--- Start ---

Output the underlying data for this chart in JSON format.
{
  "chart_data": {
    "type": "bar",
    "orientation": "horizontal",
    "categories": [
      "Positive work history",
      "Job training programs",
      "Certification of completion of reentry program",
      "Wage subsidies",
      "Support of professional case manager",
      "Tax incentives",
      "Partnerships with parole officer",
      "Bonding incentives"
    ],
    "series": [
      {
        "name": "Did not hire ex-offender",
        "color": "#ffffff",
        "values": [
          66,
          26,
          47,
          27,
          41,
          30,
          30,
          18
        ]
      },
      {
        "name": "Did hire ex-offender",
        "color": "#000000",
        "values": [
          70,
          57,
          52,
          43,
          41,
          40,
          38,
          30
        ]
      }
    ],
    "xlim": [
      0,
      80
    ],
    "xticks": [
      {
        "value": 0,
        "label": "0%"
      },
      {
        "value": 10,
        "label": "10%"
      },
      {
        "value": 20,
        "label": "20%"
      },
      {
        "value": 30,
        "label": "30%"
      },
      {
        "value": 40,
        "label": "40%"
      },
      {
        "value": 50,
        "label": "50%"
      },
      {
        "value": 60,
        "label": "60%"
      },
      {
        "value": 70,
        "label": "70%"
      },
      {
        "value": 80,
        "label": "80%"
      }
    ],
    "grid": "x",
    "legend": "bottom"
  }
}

--- End ---

▶ [THE PROBLEM]: Give the entries again in full, exactly as they are written.

▶ [ANSWER TO THE EXERCISE]:
Output the underlying data for this chart in JSON format.
{
  "chart_data": {
    "type": "bar",
    "orientation": "horizontal",
    "categories": [
      "Positive work history",
      "Job training programs",
      "Certification of completion of reentry program",
      "Wage subsidies",
      "Support of professional case manager",
      "Tax incentives",
      "Partnerships with parole officer",
      "Bonding incentives"
    ],
    "series": [
      {
        "name": "Did not hire ex-offender",
        "color": "#ffffff",
        "values": [
          66,
          26,
          47,
          27,
          41,
          30,
          30,
          18
        ]
      },
      {
        "name": "Did hire ex-offender",
        "color": "#000000",
        "values": [
          70,
          57,
          52,
          43,
          41,
          40,
          38,
          30
        ]
      }
    ],
    "xlim": [
      0,
      80
    ],
    "xticks": [
      {
        "value": 0,
        "label": "0%"
      },
      {
        "value": 10,
        "label": "10%"
      },
      {
        "value": 20,
        "label": "20%"
      },
      {
        "value": 30,
        "label": "30%"
      },
      {
        "value": 40,
        "label": "40%"
      },
      {
        "value": 50,
        "label": "50%"
      },
      {
        "value": 60,
        "label": "60%"
      },
      {
        "value": 70,
        "label": "70%"
      },
      {
        "value": 80,
        "label": "80%"
      }
    ],
    "grid": "x",
    "legend": "bottom"
  }
}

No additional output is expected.